DO THIS
Retype every line of the records below with no changes, leaving out the pictures.

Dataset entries
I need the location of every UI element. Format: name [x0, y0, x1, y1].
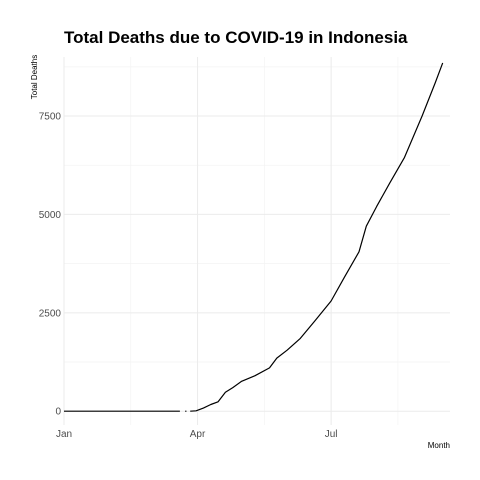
plot-panel [63, 57, 450, 425]
series-layer [64, 62, 444, 412]
x-tick-label: Jan [56, 429, 72, 440]
y-tick-label: 0 [55, 407, 61, 418]
y-axis-ticks: 0 2500 5000 7500 [39, 112, 62, 418]
chart-title: Total Deaths due to COVID-19 in Indonesi… [64, 28, 408, 47]
grid-layer [63, 57, 450, 425]
x-axis-ticks: Jan Apr Jul [56, 429, 338, 440]
y-tick-label: 7500 [39, 112, 62, 123]
series-line-segment [190, 62, 444, 412]
x-axis-title: Month [428, 441, 450, 450]
y-tick-label: 2500 [39, 308, 62, 319]
x-tick-label: Apr [190, 429, 206, 440]
y-tick-label: 5000 [39, 210, 62, 221]
y-axis-title: Total Deaths [30, 55, 39, 99]
x-tick-label: Jul [325, 429, 338, 440]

FINAL RESULT
I need the location of every UI element. Format: name [x0, y0, x1, y1].
plot-panel [63, 57, 450, 425]
series-layer [64, 62, 444, 412]
x-tick-label: Jan [56, 429, 72, 440]
y-tick-label: 0 [55, 407, 61, 418]
y-axis-ticks: 0 2500 5000 7500 [39, 112, 62, 418]
chart-title: Total Deaths due to COVID-19 in Indonesi… [64, 28, 408, 47]
grid-layer [63, 57, 450, 425]
x-axis-ticks: Jan Apr Jul [56, 429, 338, 440]
y-tick-label: 7500 [39, 112, 62, 123]
series-line-segment [190, 62, 444, 412]
x-axis-title: Month [428, 441, 450, 450]
y-tick-label: 2500 [39, 308, 62, 319]
x-tick-label: Apr [190, 429, 206, 440]
y-tick-label: 5000 [39, 210, 62, 221]
y-axis-title: Total Deaths [30, 55, 39, 99]
x-tick-label: Jul [325, 429, 338, 440]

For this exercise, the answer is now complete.